[Collected data entries]

-------

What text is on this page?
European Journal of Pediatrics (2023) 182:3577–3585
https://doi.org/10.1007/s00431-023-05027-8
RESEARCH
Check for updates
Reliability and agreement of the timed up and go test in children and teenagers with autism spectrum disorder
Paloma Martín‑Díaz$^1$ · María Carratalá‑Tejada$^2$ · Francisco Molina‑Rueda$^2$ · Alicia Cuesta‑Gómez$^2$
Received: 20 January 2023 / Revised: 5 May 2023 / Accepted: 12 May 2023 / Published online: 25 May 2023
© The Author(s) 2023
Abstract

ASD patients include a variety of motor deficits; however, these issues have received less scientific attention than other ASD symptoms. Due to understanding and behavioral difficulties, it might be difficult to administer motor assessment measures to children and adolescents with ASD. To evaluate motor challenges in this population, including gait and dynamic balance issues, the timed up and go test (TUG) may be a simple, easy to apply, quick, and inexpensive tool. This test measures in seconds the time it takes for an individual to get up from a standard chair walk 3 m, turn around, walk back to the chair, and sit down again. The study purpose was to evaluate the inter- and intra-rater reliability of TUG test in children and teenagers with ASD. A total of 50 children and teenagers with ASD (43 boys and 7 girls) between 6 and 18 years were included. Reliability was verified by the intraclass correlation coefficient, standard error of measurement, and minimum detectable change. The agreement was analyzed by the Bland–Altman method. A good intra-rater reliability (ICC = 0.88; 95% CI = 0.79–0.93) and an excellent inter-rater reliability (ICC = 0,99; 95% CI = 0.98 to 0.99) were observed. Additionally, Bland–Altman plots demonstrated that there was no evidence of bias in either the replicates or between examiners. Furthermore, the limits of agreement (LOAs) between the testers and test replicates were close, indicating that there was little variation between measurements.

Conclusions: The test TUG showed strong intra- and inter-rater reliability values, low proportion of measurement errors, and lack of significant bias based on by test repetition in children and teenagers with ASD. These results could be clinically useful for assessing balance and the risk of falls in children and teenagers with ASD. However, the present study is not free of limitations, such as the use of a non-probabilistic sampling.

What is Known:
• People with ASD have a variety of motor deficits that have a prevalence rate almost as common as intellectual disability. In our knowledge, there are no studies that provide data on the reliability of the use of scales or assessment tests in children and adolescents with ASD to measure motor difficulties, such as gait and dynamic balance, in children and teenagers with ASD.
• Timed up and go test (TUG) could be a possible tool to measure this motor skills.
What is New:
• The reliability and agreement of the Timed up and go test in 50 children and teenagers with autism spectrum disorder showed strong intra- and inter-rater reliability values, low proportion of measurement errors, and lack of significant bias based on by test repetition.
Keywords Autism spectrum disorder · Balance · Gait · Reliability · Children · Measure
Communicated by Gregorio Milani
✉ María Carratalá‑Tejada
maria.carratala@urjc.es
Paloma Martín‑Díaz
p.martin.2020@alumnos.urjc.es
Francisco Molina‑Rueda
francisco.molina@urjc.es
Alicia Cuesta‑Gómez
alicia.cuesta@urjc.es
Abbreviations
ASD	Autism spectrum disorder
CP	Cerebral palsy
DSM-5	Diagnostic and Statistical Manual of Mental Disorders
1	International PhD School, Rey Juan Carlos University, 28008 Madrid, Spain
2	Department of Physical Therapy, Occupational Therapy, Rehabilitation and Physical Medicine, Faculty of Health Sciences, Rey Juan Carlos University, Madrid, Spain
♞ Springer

-------

Description of the task:
What do the records say? Quote them all exactly.

Task output:
What text is on this page?
European Journal of Pediatrics (2023) 182:3577–3585
https://doi.org/10.1007/s00431-023-05027-8
RESEARCH
Check for updates
Reliability and agreement of the timed up and go test in children and teenagers with autism spectrum disorder
Paloma Martín‑Díaz$^1$ · María Carratalá‑Tejada$^2$ · Francisco Molina‑Rueda$^2$ · Alicia Cuesta‑Gómez$^2$
Received: 20 January 2023 / Revised: 5 May 2023 / Accepted: 12 May 2023 / Published online: 25 May 2023
© The Author(s) 2023
Abstract

ASD patients include a variety of motor deficits; however, these issues have received less scientific attention than other ASD symptoms. Due to understanding and behavioral difficulties, it might be difficult to administer motor assessment measures to children and adolescents with ASD. To evaluate motor challenges in this population, including gait and dynamic balance issues, the timed up and go test (TUG) may be a simple, easy to apply, quick, and inexpensive tool. This test measures in seconds the time it takes for an individual to get up from a standard chair walk 3 m, turn around, walk back to the chair, and sit down again. The study purpose was to evaluate the inter- and intra-rater reliability of TUG test in children and teenagers with ASD. A total of 50 children and teenagers with ASD (43 boys and 7 girls) between 6 and 18 years were included. Reliability was verified by the intraclass correlation coefficient, standard error of measurement, and minimum detectable change. The agreement was analyzed by the Bland–Altman method. A good intra-rater reliability (ICC = 0.88; 95% CI = 0.79–0.93) and an excellent inter-rater reliability (ICC = 0,99; 95% CI = 0.98 to 0.99) were observed. Additionally, Bland–Altman plots demonstrated that there was no evidence of bias in either the replicates or between examiners. Furthermore, the limits of agreement (LOAs) between the testers and test replicates were close, indicating that there was little variation between measurements.

Conclusions: The test TUG showed strong intra- and inter-rater reliability values, low proportion of measurement errors, and lack of significant bias based on by test repetition in children and teenagers with ASD. These results could be clinically useful for assessing balance and the risk of falls in children and teenagers with ASD. However, the present study is not free of limitations, such as the use of a non-probabilistic sampling.

What is Known:
• People with ASD have a variety of motor deficits that have a prevalence rate almost as common as intellectual disability. In our knowledge, there are no studies that provide data on the reliability of the use of scales or assessment tests in children and adolescents with ASD to measure motor difficulties, such as gait and dynamic balance, in children and teenagers with ASD.
• Timed up and go test (TUG) could be a possible tool to measure this motor skills.
What is New:
• The reliability and agreement of the Timed up and go test in 50 children and teenagers with autism spectrum disorder showed strong intra- and inter-rater reliability values, low proportion of measurement errors, and lack of significant bias based on by test repetition.
Keywords Autism spectrum disorder · Balance · Gait · Reliability · Children · Measure
Communicated by Gregorio Milani
✉ María Carratalá‑Tejada
maria.carratala@urjc.es
Paloma Martín‑Díaz
p.martin.2020@alumnos.urjc.es
Francisco Molina‑Rueda
francisco.molina@urjc.es
Alicia Cuesta‑Gómez
alicia.cuesta@urjc.es
Abbreviations
ASD	Autism spectrum disorder
CP	Cerebral palsy
DSM-5	Diagnostic and Statistical Manual of Mental Disorders
1	International PhD School, Rey Juan Carlos University, 28008 Madrid, Spain
2	Department of Physical Therapy, Occupational Therapy, Rehabilitation and Physical Medicine, Faculty of Health Sciences, Rey Juan Carlos University, Madrid, Spain
♞ Springer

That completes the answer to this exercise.